Figure collection entries
______________________________
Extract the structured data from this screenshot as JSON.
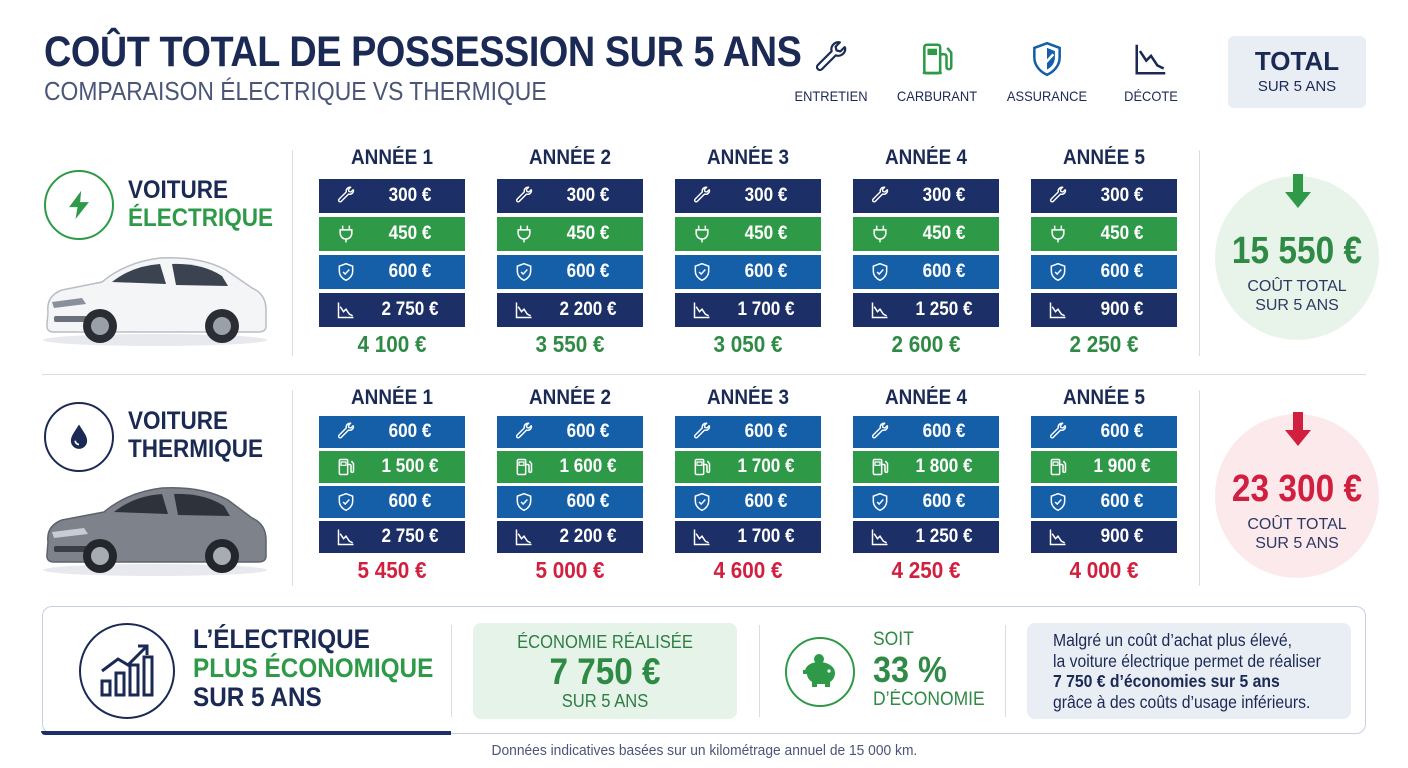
{
  "header": {
    "title": "COÛT TOTAL DE POSSESSION SUR 5 ANS",
    "subtitle": "COMPARAISON ÉLECTRIQUE VS THERMIQUE"
  },
  "legend": [
    {
      "label": "ENTRETIEN",
      "icon": "wrench-icon",
      "color": "#1c2f66"
    },
    {
      "label": "CARBURANT",
      "icon": "fuel-pump-icon",
      "color": "#2e9a48"
    },
    {
      "label": "ASSURANCE",
      "icon": "shield-icon",
      "color": "#155fa8"
    },
    {
      "label": "DÉCOTE",
      "icon": "depreciation-chart-icon",
      "color": "#1c2f66"
    }
  ],
  "total_box": {
    "title": "TOTAL",
    "subtitle": "SUR 5 ANS"
  },
  "electric": {
    "name_line1": "VOITURE",
    "name_line2": "ÉLECTRIQUE",
    "icon": "lightning-bolt-icon",
    "accent": "#2e9a48",
    "years": [
      {
        "label": "ANNÉE 1",
        "entretien": "300 €",
        "energie": "450 €",
        "assurance": "600 €",
        "decote": "2 750 €",
        "total": "4 100 €"
      },
      {
        "label": "ANNÉE 2",
        "entretien": "300 €",
        "energie": "450 €",
        "assurance": "600 €",
        "decote": "2 200 €",
        "total": "3 550 €"
      },
      {
        "label": "ANNÉE 3",
        "entretien": "300 €",
        "energie": "450 €",
        "assurance": "600 €",
        "decote": "1 700 €",
        "total": "3 050 €"
      },
      {
        "label": "ANNÉE 4",
        "entretien": "300 €",
        "energie": "450 €",
        "assurance": "600 €",
        "decote": "1 250 €",
        "total": "2 600 €"
      },
      {
        "label": "ANNÉE 5",
        "entretien": "300 €",
        "energie": "450 €",
        "assurance": "600 €",
        "decote": "900 €",
        "total": "2 250 €"
      }
    ],
    "total_amount": "15 550 €",
    "total_label_line1": "COÛT TOTAL",
    "total_label_line2": "SUR 5 ANS"
  },
  "thermal": {
    "name_line1": "VOITURE",
    "name_line2": "THERMIQUE",
    "icon": "fuel-drop-icon",
    "accent": "#d11f3f",
    "years": [
      {
        "label": "ANNÉE 1",
        "entretien": "600 €",
        "energie": "1 500 €",
        "assurance": "600 €",
        "decote": "2 750 €",
        "total": "5 450 €"
      },
      {
        "label": "ANNÉE 2",
        "entretien": "600 €",
        "energie": "1 600 €",
        "assurance": "600 €",
        "decote": "2 200 €",
        "total": "5 000 €"
      },
      {
        "label": "ANNÉE 3",
        "entretien": "600 €",
        "energie": "1 700 €",
        "assurance": "600 €",
        "decote": "1 700 €",
        "total": "4 600 €"
      },
      {
        "label": "ANNÉE 4",
        "entretien": "600 €",
        "energie": "1 800 €",
        "assurance": "600 €",
        "decote": "1 250 €",
        "total": "4 250 €"
      },
      {
        "label": "ANNÉE 5",
        "entretien": "600 €",
        "energie": "1 900 €",
        "assurance": "600 €",
        "decote": "900 €",
        "total": "4 000 €"
      }
    ],
    "total_amount": "23 300 €",
    "total_label_line1": "COÛT TOTAL",
    "total_label_line2": "SUR 5 ANS"
  },
  "conclusion": {
    "line1": "L’ÉLECTRIQUE",
    "line2": "PLUS ÉCONOMIQUE",
    "line3": "SUR 5 ANS",
    "icon": "growth-chart-icon",
    "savings_label": "ÉCONOMIE RÉALISÉE",
    "savings_amount": "7 750 €",
    "savings_period": "SUR 5 ANS",
    "percent_prefix": "SOIT",
    "percent_value": "33 %",
    "percent_suffix": "D’ÉCONOMIE",
    "percent_icon": "piggy-bank-icon",
    "note_line1": "Malgré un coût d’achat plus élevé,",
    "note_line2": "la voiture électrique permet de réaliser",
    "note_line3": "7 750 € d’économies sur 5 ans",
    "note_line4": "grâce à des coûts d’usage inférieurs."
  },
  "footnote": "Données indicatives basées sur un kilométrage annuel de 15 000 km."
}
______________________________
**Task to complete**
Reproduce the whole listing above word for word, but not its pictures.

**Output**
Extract the structured data from this screenshot as JSON.
{
  "header": {
    "title": "COÛT TOTAL DE POSSESSION SUR 5 ANS",
    "subtitle": "COMPARAISON ÉLECTRIQUE VS THERMIQUE"
  },
  "legend": [
    {
      "label": "ENTRETIEN",
      "icon": "wrench-icon",
      "color": "#1c2f66"
    },
    {
      "label": "CARBURANT",
      "icon": "fuel-pump-icon",
      "color": "#2e9a48"
    },
    {
      "label": "ASSURANCE",
      "icon": "shield-icon",
      "color": "#155fa8"
    },
    {
      "label": "DÉCOTE",
      "icon": "depreciation-chart-icon",
      "color": "#1c2f66"
    }
  ],
  "total_box": {
    "title": "TOTAL",
    "subtitle": "SUR 5 ANS"
  },
  "electric": {
    "name_line1": "VOITURE",
    "name_line2": "ÉLECTRIQUE",
    "icon": "lightning-bolt-icon",
    "accent": "#2e9a48",
    "years": [
      {
        "label": "ANNÉE 1",
        "entretien": "300 €",
        "energie": "450 €",
        "assurance": "600 €",
        "decote": "2 750 €",
        "total": "4 100 €"
      },
      {
        "label": "ANNÉE 2",
        "entretien": "300 €",
        "energie": "450 €",
        "assurance": "600 €",
        "decote": "2 200 €",
        "total": "3 550 €"
      },
      {
        "label": "ANNÉE 3",
        "entretien": "300 €",
        "energie": "450 €",
        "assurance": "600 €",
        "decote": "1 700 €",
        "total": "3 050 €"
      },
      {
        "label": "ANNÉE 4",
        "entretien": "300 €",
        "energie": "450 €",
        "assurance": "600 €",
        "decote": "1 250 €",
        "total": "2 600 €"
      },
      {
        "label": "ANNÉE 5",
        "entretien": "300 €",
        "energie": "450 €",
        "assurance": "600 €",
        "decote": "900 €",
        "total": "2 250 €"
      }
    ],
    "total_amount": "15 550 €",
    "total_label_line1": "COÛT TOTAL",
    "total_label_line2": "SUR 5 ANS"
  },
  "thermal": {
    "name_line1": "VOITURE",
    "name_line2": "THERMIQUE",
    "icon": "fuel-drop-icon",
    "accent": "#d11f3f",
    "years": [
      {
        "label": "ANNÉE 1",
        "entretien": "600 €",
        "energie": "1 500 €",
        "assurance": "600 €",
        "decote": "2 750 €",
        "total": "5 450 €"
      },
      {
        "label": "ANNÉE 2",
        "entretien": "600 €",
        "energie": "1 600 €",
        "assurance": "600 €",
        "decote": "2 200 €",
        "total": "5 000 €"
      },
      {
        "label": "ANNÉE 3",
        "entretien": "600 €",
        "energie": "1 700 €",
        "assurance": "600 €",
        "decote": "1 700 €",
        "total": "4 600 €"
      },
      {
        "label": "ANNÉE 4",
        "entretien": "600 €",
        "energie": "1 800 €",
        "assurance": "600 €",
        "decote": "1 250 €",
        "total": "4 250 €"
      },
      {
        "label": "ANNÉE 5",
        "entretien": "600 €",
        "energie": "1 900 €",
        "assurance": "600 €",
        "decote": "900 €",
        "total": "4 000 €"
      }
    ],
    "total_amount": "23 300 €",
    "total_label_line1": "COÛT TOTAL",
    "total_label_line2": "SUR 5 ANS"
  },
  "conclusion": {
    "line1": "L’ÉLECTRIQUE",
    "line2": "PLUS ÉCONOMIQUE",
    "line3": "SUR 5 ANS",
    "icon": "growth-chart-icon",
    "savings_label": "ÉCONOMIE RÉALISÉE",
    "savings_amount": "7 750 €",
    "savings_period": "SUR 5 ANS",
    "percent_prefix": "SOIT",
    "percent_value": "33 %",
    "percent_suffix": "D’ÉCONOMIE",
    "percent_icon": "piggy-bank-icon",
    "note_line1": "Malgré un coût d’achat plus élevé,",
    "note_line2": "la voiture électrique permet de réaliser",
    "note_line3": "7 750 € d’économies sur 5 ans",
    "note_line4": "grâce à des coûts d’usage inférieurs."
  },
  "footnote": "Données indicatives basées sur un kilométrage annuel de 15 000 km."
}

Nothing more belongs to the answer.